Rewrite the listing below, substituting "clickable" for every occurrence of "interactable" and keeping everything else unchanged.

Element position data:
— start —
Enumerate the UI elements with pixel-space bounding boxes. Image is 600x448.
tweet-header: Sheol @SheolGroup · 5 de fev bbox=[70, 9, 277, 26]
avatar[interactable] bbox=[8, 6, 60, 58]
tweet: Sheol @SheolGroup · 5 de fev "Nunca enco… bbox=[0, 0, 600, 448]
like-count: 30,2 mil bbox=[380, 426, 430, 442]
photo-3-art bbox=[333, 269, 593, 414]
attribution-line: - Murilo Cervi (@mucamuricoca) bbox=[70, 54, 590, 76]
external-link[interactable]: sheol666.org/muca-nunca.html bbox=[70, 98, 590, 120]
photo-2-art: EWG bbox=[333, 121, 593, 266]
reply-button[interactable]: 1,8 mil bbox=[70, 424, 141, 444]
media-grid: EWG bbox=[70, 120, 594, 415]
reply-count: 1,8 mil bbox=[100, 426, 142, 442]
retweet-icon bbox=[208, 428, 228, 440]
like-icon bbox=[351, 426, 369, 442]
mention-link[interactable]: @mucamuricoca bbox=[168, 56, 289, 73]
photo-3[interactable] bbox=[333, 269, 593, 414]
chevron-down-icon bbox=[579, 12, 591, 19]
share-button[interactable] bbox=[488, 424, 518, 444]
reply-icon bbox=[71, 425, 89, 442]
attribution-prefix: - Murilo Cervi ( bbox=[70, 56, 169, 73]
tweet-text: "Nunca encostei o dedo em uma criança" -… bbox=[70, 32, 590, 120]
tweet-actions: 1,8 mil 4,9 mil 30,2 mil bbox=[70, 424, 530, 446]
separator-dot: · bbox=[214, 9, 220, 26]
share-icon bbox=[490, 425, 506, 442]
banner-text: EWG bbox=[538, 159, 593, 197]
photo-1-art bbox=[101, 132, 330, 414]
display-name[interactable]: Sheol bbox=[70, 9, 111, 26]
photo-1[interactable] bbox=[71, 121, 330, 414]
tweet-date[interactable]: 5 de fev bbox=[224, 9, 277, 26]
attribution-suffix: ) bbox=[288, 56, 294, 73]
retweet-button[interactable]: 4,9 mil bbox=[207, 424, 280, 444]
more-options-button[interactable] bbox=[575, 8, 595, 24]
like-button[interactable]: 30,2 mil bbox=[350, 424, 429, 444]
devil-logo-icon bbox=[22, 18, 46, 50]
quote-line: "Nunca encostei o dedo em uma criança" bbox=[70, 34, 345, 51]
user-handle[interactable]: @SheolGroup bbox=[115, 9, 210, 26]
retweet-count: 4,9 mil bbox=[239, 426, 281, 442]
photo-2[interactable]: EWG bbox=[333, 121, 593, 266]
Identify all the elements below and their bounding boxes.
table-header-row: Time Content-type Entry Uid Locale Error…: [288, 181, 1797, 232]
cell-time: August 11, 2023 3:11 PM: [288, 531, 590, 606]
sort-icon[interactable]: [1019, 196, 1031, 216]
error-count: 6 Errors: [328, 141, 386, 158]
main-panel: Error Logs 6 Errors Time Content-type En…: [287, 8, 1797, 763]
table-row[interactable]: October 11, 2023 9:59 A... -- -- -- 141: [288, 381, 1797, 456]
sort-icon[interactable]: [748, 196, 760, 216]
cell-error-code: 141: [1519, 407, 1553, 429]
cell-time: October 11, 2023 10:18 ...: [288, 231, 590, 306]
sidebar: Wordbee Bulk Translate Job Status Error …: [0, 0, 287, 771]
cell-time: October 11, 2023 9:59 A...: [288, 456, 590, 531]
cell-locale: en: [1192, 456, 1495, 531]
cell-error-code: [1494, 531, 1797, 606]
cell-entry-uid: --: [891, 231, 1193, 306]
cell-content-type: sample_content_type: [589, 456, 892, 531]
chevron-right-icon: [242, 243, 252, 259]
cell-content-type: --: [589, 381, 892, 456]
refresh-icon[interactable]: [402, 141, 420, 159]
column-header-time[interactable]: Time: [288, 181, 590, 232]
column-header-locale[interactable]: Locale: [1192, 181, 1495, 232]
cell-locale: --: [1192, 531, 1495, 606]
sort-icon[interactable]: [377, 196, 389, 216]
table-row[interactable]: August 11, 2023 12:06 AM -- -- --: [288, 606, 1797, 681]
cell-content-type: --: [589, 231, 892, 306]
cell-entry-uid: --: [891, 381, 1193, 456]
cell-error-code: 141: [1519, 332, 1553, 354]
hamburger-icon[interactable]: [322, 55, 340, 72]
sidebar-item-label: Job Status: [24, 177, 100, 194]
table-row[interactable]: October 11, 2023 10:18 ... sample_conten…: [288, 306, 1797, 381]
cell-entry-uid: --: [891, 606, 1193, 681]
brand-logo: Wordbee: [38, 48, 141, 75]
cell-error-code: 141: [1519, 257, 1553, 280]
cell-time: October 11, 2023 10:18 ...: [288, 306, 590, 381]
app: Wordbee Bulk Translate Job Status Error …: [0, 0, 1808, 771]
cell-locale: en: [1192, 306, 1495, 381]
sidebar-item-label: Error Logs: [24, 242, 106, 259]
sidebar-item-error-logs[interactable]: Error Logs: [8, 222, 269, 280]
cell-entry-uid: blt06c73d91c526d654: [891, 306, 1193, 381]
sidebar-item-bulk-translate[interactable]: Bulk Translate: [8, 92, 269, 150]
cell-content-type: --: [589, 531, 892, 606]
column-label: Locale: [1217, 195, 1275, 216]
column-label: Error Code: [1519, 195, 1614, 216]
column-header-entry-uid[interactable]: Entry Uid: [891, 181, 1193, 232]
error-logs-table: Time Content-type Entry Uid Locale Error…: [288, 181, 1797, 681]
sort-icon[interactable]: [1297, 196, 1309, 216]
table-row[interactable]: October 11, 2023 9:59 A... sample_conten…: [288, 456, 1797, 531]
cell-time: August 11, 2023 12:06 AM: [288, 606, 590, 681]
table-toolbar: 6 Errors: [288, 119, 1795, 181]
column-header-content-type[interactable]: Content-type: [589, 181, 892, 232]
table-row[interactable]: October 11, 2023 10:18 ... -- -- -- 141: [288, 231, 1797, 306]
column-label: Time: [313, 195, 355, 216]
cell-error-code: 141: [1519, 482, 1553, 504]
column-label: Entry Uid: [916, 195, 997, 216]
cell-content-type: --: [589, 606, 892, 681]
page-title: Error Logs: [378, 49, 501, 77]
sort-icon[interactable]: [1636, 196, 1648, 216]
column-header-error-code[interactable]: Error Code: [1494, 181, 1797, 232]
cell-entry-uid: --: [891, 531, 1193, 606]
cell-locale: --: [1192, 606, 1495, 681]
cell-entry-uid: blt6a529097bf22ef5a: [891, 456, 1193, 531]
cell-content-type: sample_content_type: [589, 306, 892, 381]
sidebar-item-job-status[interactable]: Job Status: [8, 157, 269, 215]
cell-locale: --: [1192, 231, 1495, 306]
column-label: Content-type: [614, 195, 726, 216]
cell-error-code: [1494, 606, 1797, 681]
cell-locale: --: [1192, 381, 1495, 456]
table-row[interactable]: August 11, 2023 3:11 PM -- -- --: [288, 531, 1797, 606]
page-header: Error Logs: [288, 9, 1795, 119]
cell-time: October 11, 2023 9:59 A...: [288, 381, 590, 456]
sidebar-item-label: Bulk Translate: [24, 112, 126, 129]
— end —
§ **FINAL RESULT**
Enumerate the UI elements with pixel-space bounding boxes. Image is 600x448.
tweet-header: Sheol @SheolGroup · 5 de fev bbox=[70, 9, 277, 26]
avatar[clickable] bbox=[8, 6, 60, 58]
tweet: Sheol @SheolGroup · 5 de fev "Nunca enco… bbox=[0, 0, 600, 448]
like-count: 30,2 mil bbox=[380, 426, 430, 442]
photo-3-art bbox=[333, 269, 593, 414]
attribution-line: - Murilo Cervi (@mucamuricoca) bbox=[70, 54, 590, 76]
external-link[clickable]: sheol666.org/muca-nunca.html bbox=[70, 98, 590, 120]
photo-2-art: EWG bbox=[333, 121, 593, 266]
reply-button[clickable]: 1,8 mil bbox=[70, 424, 141, 444]
media-grid: EWG bbox=[70, 120, 594, 415]
reply-count: 1,8 mil bbox=[100, 426, 142, 442]
retweet-icon bbox=[208, 428, 228, 440]
like-icon bbox=[351, 426, 369, 442]
mention-link[clickable]: @mucamuricoca bbox=[168, 56, 289, 73]
photo-3[clickable] bbox=[333, 269, 593, 414]
chevron-down-icon bbox=[579, 12, 591, 19]
share-button[clickable] bbox=[488, 424, 518, 444]
reply-icon bbox=[71, 425, 89, 442]
attribution-prefix: - Murilo Cervi ( bbox=[70, 56, 169, 73]
tweet-text: "Nunca encostei o dedo em uma criança" -… bbox=[70, 32, 590, 120]
tweet-actions: 1,8 mil 4,9 mil 30,2 mil bbox=[70, 424, 530, 446]
separator-dot: · bbox=[214, 9, 220, 26]
share-icon bbox=[490, 425, 506, 442]
banner-text: EWG bbox=[538, 159, 593, 197]
photo-1-art bbox=[101, 132, 330, 414]
display-name[clickable]: Sheol bbox=[70, 9, 111, 26]
photo-1[clickable] bbox=[71, 121, 330, 414]
tweet-date[clickable]: 5 de fev bbox=[224, 9, 277, 26]
attribution-suffix: ) bbox=[288, 56, 294, 73]
retweet-button[clickable]: 4,9 mil bbox=[207, 424, 280, 444]
more-options-button[clickable] bbox=[575, 8, 595, 24]
like-button[clickable]: 30,2 mil bbox=[350, 424, 429, 444]
devil-logo-icon bbox=[22, 18, 46, 50]
quote-line: "Nunca encostei o dedo em uma criança" bbox=[70, 34, 345, 51]
user-handle[clickable]: @SheolGroup bbox=[115, 9, 210, 26]
retweet-count: 4,9 mil bbox=[239, 426, 281, 442]
photo-2[clickable]: EWG bbox=[333, 121, 593, 266]
Identify all the elements below and their bounding boxes.
table-header-row: Time Content-type Entry Uid Locale Error…: [288, 181, 1797, 232]
cell-time: August 11, 2023 3:11 PM: [288, 531, 590, 606]
sort-icon[clickable]: [1019, 196, 1031, 216]
error-count: 6 Errors: [328, 141, 386, 158]
main-panel: Error Logs 6 Errors Time Content-type En…: [287, 8, 1797, 763]
table-row[clickable]: October 11, 2023 9:59 A... -- -- -- 141: [288, 381, 1797, 456]
sort-icon[clickable]: [748, 196, 760, 216]
cell-error-code: 141: [1519, 407, 1553, 429]
cell-time: October 11, 2023 10:18 ...: [288, 231, 590, 306]
sidebar: Wordbee Bulk Translate Job Status Error …: [0, 0, 287, 771]
cell-time: October 11, 2023 9:59 A...: [288, 456, 590, 531]
cell-locale: en: [1192, 456, 1495, 531]
cell-error-code: [1494, 531, 1797, 606]
cell-entry-uid: --: [891, 231, 1193, 306]
cell-content-type: sample_content_type: [589, 456, 892, 531]
chevron-right-icon: [242, 243, 252, 259]
cell-content-type: --: [589, 381, 892, 456]
refresh-icon[clickable]: [402, 141, 420, 159]
column-header-time[clickable]: Time: [288, 181, 590, 232]
column-header-locale[clickable]: Locale: [1192, 181, 1495, 232]
cell-locale: --: [1192, 531, 1495, 606]
sort-icon[clickable]: [377, 196, 389, 216]
table-row[clickable]: August 11, 2023 12:06 AM -- -- --: [288, 606, 1797, 681]
cell-content-type: --: [589, 231, 892, 306]
cell-entry-uid: --: [891, 381, 1193, 456]
cell-error-code: 141: [1519, 332, 1553, 354]
hamburger-icon[clickable]: [322, 55, 340, 72]
sidebar-item-label: Job Status: [24, 177, 100, 194]
table-row[clickable]: October 11, 2023 10:18 ... sample_conten…: [288, 306, 1797, 381]
cell-entry-uid: --: [891, 606, 1193, 681]
brand-logo: Wordbee: [38, 48, 141, 75]
cell-error-code: 141: [1519, 257, 1553, 280]
cell-time: October 11, 2023 10:18 ...: [288, 306, 590, 381]
app: Wordbee Bulk Translate Job Status Error …: [0, 0, 1808, 771]
cell-locale: en: [1192, 306, 1495, 381]
sidebar-item-label: Error Logs: [24, 242, 106, 259]
sidebar-item-error-logs[clickable]: Error Logs: [8, 222, 269, 280]
cell-entry-uid: blt06c73d91c526d654: [891, 306, 1193, 381]
sidebar-item-bulk-translate[clickable]: Bulk Translate: [8, 92, 269, 150]
cell-content-type: --: [589, 531, 892, 606]
column-label: Locale: [1217, 195, 1275, 216]
column-label: Error Code: [1519, 195, 1614, 216]
column-header-entry-uid[clickable]: Entry Uid: [891, 181, 1193, 232]
error-logs-table: Time Content-type Entry Uid Locale Error…: [288, 181, 1797, 681]
sort-icon[clickable]: [1297, 196, 1309, 216]
table-row[clickable]: October 11, 2023 9:59 A... sample_conten…: [288, 456, 1797, 531]
cell-time: August 11, 2023 12:06 AM: [288, 606, 590, 681]
table-toolbar: 6 Errors: [288, 119, 1795, 181]
column-header-content-type[clickable]: Content-type: [589, 181, 892, 232]
table-row[clickable]: October 11, 2023 10:18 ... -- -- -- 141: [288, 231, 1797, 306]
column-label: Time: [313, 195, 355, 216]
cell-error-code: 141: [1519, 482, 1553, 504]
column-label: Entry Uid: [916, 195, 997, 216]
cell-content-type: --: [589, 606, 892, 681]
page-title: Error Logs: [378, 49, 501, 77]
sort-icon[clickable]: [1636, 196, 1648, 216]
column-header-error-code[clickable]: Error Code: [1494, 181, 1797, 232]
cell-entry-uid: --: [891, 531, 1193, 606]
cell-locale: --: [1192, 606, 1495, 681]
cell-entry-uid: blt6a529097bf22ef5a: [891, 456, 1193, 531]
cell-content-type: sample_content_type: [589, 306, 892, 381]
sidebar-item-job-status[clickable]: Job Status: [8, 157, 269, 215]
cell-locale: --: [1192, 231, 1495, 306]
column-label: Content-type: [614, 195, 726, 216]
cell-error-code: [1494, 606, 1797, 681]
cell-locale: --: [1192, 381, 1495, 456]
table-row[clickable]: August 11, 2023 3:11 PM -- -- --: [288, 531, 1797, 606]
page-header: Error Logs: [288, 9, 1795, 119]
cell-time: October 11, 2023 9:59 A...: [288, 381, 590, 456]
sidebar-item-label: Bulk Translate: [24, 112, 126, 129]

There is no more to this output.